## GIVEN PROBLEM
Keep only those lines of the records that include the string "SOTL".

#### RECORDS FOR THE EXERCISE

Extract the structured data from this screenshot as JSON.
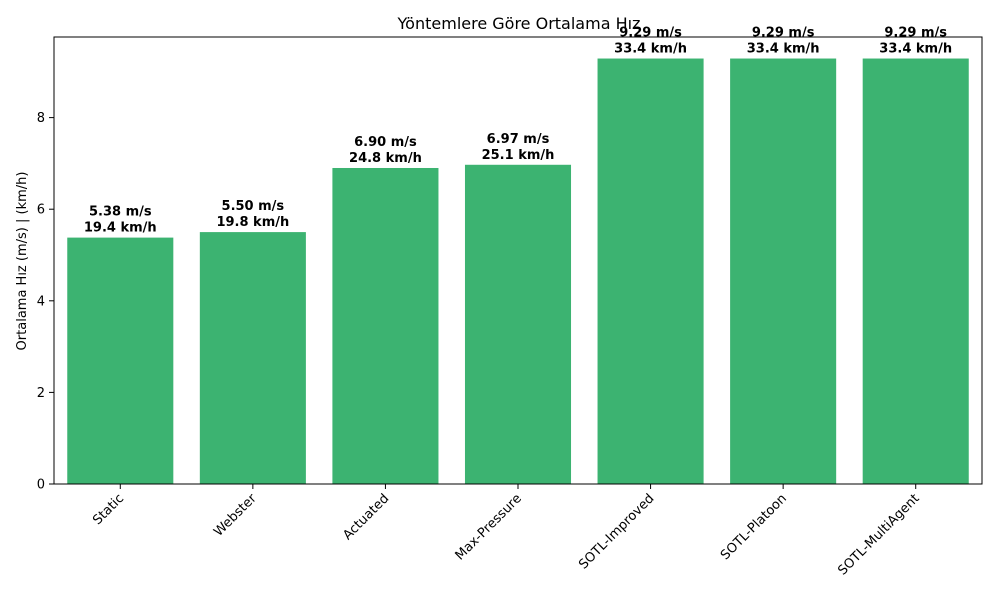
{
  "chart_data": {
    "type": "bar",
    "title": "Yöntemlere Göre Ortalama Hız",
    "xlabel": "",
    "ylabel": "Ortalama Hız (m/s) | (km/h)",
    "categories": [
      "Static",
      "Webster",
      "Actuated",
      "Max-Pressure",
      "SOTL-Improved",
      "SOTL-Platoon",
      "SOTL-MultiAgent"
    ],
    "values": [
      5.38,
      5.5,
      6.9,
      6.97,
      9.29,
      9.29,
      9.29
    ],
    "data_labels": [
      [
        "5.38 m/s",
        "19.4 km/h"
      ],
      [
        "5.50 m/s",
        "19.8 km/h"
      ],
      [
        "6.90 m/s",
        "24.8 km/h"
      ],
      [
        "6.97 m/s",
        "25.1 km/h"
      ],
      [
        "9.29 m/s",
        "33.4 km/h"
      ],
      [
        "9.29 m/s",
        "33.4 km/h"
      ],
      [
        "9.29 m/s",
        "33.4 km/h"
      ]
    ],
    "yticks": [
      0,
      2,
      4,
      6,
      8
    ],
    "ylim": [
      0,
      9.76
    ],
    "bar_color": "#3cb371",
    "grid": false,
    "xtick_rotation_deg": 45
  }
}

########

## SOLUTION TO THIS TASK
      "SOTL-Improved",
      "SOTL-Platoon",
      "SOTL-MultiAgent"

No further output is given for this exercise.